> _Set problem_
Calculate how many lines in the following records hold the word "from", and report that number without comment.

>> Start Dataset excerpts

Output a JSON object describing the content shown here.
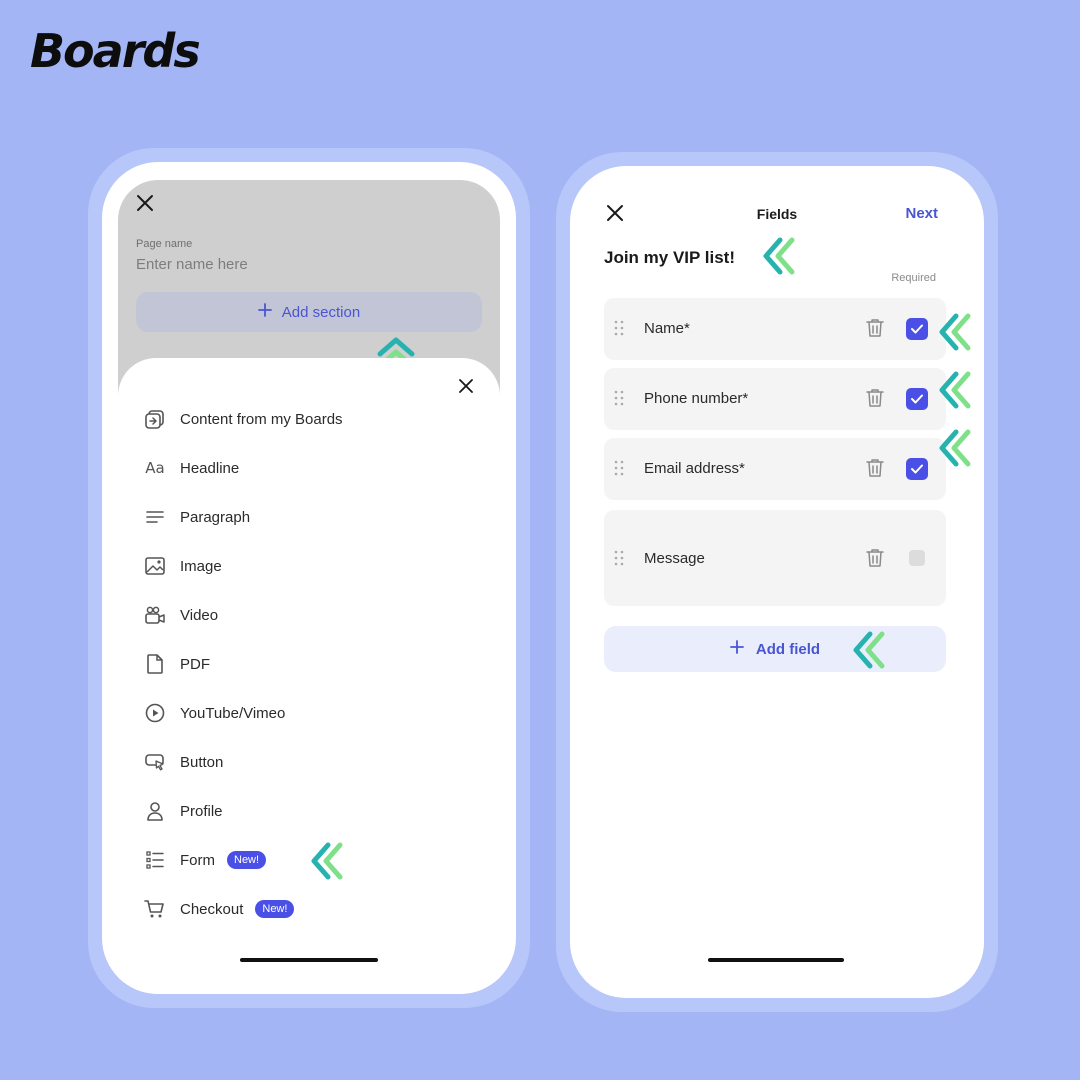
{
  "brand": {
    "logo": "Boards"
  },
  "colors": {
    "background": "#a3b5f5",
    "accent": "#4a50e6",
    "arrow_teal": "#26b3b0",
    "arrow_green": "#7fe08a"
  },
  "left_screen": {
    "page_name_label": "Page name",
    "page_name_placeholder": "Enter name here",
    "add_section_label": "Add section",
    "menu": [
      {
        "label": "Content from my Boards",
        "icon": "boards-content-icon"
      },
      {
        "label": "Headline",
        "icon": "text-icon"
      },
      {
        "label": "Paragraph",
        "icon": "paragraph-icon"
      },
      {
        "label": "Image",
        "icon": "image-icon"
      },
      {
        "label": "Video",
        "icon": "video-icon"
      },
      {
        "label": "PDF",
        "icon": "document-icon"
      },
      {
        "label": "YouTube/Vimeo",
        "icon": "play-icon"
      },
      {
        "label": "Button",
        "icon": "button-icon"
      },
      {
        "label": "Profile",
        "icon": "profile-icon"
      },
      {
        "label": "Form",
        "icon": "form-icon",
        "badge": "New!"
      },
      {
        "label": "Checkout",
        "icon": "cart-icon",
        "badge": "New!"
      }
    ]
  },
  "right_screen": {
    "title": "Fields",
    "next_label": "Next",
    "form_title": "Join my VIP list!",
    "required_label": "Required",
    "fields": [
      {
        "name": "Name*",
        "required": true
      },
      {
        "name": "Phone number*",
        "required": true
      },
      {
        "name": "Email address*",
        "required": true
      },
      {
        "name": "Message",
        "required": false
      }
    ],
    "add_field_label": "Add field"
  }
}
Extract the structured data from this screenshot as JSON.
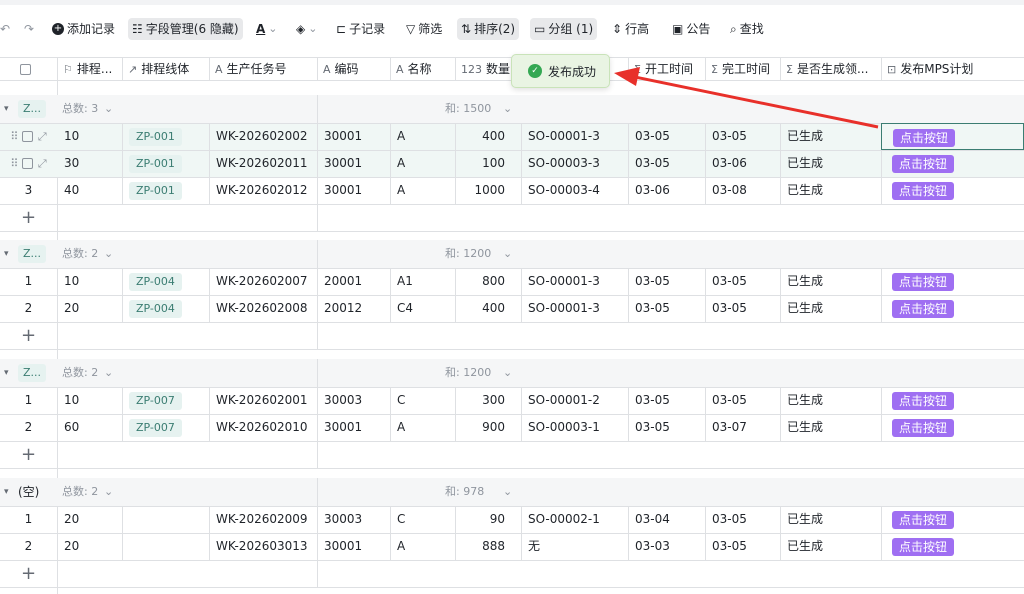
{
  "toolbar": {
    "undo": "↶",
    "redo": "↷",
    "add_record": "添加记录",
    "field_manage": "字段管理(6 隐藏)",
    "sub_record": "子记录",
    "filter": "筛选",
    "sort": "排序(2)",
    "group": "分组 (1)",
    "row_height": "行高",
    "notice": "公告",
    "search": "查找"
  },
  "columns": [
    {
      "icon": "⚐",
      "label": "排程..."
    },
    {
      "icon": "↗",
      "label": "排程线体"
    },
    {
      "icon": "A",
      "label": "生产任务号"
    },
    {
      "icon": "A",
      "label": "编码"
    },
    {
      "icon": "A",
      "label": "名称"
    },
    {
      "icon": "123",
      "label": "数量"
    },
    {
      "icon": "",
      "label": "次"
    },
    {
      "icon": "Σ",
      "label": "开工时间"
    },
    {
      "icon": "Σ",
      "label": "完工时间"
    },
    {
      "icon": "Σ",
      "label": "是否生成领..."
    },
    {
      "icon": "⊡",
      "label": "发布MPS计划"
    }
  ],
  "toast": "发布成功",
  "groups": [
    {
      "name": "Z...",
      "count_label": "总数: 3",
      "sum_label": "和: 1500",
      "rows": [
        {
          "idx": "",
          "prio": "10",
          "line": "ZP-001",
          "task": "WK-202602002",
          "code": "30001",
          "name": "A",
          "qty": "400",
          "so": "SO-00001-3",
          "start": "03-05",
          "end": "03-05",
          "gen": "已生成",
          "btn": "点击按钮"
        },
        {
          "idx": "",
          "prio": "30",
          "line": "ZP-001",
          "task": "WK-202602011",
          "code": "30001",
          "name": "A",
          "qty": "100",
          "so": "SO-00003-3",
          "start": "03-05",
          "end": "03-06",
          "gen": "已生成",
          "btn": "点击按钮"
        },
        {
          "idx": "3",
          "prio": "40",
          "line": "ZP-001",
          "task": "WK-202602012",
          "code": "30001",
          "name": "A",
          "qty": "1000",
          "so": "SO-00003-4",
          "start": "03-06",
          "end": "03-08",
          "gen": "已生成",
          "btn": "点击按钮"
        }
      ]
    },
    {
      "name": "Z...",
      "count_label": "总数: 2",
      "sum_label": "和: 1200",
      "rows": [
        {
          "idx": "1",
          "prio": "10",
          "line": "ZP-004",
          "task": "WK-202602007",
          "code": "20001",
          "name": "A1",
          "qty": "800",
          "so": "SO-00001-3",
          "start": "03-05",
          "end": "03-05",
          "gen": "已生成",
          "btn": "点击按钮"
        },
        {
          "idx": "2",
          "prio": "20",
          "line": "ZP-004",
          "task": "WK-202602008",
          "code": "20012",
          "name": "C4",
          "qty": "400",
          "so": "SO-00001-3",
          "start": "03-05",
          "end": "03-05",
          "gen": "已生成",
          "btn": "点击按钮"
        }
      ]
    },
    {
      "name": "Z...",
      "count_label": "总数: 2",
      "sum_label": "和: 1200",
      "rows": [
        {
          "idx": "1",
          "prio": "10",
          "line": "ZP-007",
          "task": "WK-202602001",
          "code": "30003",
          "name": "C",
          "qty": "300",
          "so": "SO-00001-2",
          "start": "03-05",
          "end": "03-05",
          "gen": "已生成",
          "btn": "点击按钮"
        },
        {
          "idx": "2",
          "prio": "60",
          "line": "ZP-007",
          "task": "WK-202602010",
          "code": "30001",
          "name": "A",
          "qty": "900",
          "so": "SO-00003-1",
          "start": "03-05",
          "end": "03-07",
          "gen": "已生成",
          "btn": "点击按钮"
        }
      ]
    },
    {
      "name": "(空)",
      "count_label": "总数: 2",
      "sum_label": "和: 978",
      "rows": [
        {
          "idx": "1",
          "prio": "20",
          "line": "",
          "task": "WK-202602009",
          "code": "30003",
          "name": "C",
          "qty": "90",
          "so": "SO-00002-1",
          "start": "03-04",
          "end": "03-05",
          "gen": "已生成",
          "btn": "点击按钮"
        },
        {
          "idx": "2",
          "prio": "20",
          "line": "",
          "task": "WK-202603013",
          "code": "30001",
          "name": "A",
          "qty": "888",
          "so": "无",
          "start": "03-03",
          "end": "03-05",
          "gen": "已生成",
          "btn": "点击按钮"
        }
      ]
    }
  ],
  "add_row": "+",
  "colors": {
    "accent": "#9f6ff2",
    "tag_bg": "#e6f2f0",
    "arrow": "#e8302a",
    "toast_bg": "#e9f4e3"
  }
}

>> End Dataset excerpts

> _Task response_
2